(Figure content listings)
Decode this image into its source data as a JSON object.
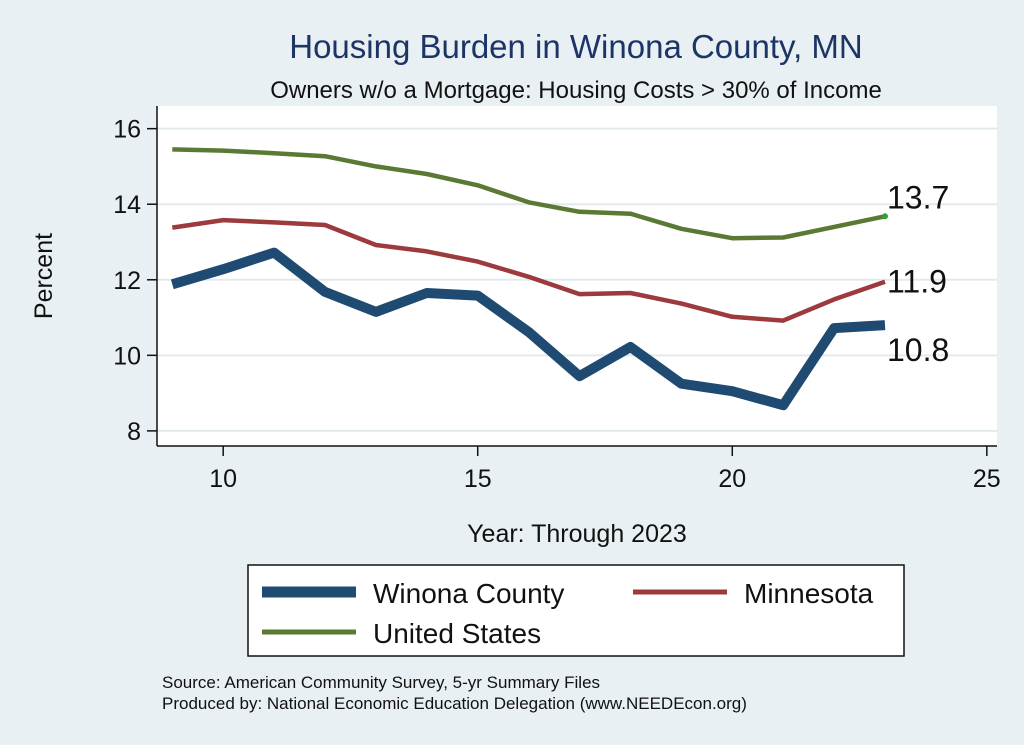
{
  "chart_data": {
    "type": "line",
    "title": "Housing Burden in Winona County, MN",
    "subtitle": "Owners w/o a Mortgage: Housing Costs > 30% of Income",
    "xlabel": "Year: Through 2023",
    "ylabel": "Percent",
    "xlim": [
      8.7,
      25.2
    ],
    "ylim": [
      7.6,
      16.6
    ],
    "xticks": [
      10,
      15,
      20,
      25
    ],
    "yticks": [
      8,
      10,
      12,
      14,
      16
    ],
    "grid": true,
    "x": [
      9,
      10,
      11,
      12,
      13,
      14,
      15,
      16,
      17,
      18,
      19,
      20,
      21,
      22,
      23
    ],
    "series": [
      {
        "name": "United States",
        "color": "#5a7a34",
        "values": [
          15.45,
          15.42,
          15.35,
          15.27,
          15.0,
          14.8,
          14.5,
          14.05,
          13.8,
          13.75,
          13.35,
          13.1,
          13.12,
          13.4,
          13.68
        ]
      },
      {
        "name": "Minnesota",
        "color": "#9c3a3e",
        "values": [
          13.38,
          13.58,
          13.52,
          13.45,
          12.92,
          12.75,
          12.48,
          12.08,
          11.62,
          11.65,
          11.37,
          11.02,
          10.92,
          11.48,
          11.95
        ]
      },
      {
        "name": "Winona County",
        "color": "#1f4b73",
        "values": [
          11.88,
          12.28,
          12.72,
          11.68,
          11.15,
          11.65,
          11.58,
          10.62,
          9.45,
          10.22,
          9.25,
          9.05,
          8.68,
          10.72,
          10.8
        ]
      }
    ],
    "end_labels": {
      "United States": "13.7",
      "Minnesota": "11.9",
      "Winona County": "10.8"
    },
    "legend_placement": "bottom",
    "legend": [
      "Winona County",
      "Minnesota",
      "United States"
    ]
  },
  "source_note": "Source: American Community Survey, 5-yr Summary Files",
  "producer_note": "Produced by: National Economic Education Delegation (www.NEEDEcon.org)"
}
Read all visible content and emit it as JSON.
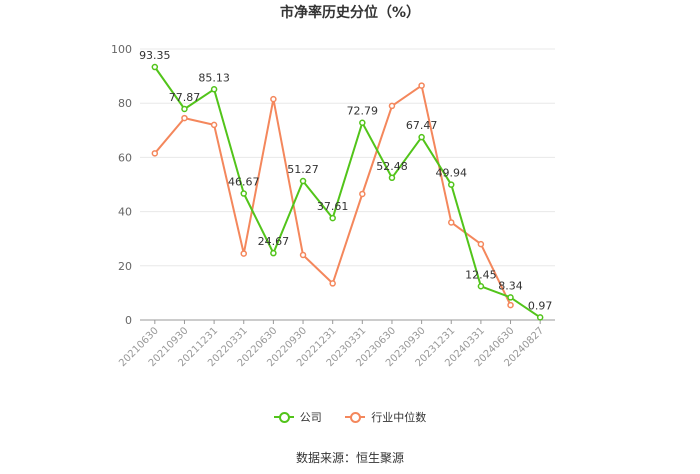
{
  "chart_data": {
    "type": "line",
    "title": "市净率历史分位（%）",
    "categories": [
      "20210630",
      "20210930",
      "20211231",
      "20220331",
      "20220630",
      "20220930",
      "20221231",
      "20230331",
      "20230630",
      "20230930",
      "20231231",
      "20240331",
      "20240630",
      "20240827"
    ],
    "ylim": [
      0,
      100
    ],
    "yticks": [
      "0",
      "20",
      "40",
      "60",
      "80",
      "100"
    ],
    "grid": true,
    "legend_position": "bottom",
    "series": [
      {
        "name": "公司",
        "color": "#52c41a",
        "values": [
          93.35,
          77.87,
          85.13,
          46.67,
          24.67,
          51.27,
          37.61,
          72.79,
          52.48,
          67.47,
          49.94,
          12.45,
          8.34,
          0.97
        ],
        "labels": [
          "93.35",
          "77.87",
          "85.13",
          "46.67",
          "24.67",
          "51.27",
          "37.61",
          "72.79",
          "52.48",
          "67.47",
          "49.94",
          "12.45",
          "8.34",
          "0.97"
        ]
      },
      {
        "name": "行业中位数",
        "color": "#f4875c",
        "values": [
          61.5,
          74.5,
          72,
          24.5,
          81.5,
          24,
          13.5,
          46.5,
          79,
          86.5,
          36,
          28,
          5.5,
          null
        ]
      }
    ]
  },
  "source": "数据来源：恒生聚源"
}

==

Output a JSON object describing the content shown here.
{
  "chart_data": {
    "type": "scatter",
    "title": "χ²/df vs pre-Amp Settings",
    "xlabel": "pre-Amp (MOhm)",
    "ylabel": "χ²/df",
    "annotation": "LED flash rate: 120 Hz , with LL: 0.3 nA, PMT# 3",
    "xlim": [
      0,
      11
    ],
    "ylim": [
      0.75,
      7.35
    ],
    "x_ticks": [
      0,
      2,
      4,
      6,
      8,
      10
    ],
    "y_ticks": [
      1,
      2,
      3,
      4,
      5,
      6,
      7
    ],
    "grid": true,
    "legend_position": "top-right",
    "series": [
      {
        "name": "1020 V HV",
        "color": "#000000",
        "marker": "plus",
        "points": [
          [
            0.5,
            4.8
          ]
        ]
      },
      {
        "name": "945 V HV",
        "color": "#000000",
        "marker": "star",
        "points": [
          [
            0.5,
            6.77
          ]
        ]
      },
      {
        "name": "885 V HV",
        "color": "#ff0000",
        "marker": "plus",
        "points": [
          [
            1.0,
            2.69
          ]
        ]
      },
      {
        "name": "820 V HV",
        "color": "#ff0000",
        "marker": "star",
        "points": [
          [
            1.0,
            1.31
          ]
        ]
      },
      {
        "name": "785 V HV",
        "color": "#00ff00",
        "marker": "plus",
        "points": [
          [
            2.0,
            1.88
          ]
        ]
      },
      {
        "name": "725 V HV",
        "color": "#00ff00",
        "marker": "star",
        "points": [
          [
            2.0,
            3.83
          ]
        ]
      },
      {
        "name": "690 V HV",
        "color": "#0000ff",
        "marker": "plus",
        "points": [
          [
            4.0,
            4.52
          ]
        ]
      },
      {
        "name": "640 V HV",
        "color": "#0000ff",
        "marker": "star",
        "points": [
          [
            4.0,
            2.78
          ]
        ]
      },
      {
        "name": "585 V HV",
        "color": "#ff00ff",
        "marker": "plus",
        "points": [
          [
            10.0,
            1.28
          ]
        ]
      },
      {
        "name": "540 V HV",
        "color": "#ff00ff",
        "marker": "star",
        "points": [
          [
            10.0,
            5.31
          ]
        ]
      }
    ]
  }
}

DIRECTIONS FOR THIS TASK » Copy out every line that includes the word "bottom".

ANSWER TO THE EXERCISE »
    "legend_placement": "bottom",
    "legend_position": "bottom",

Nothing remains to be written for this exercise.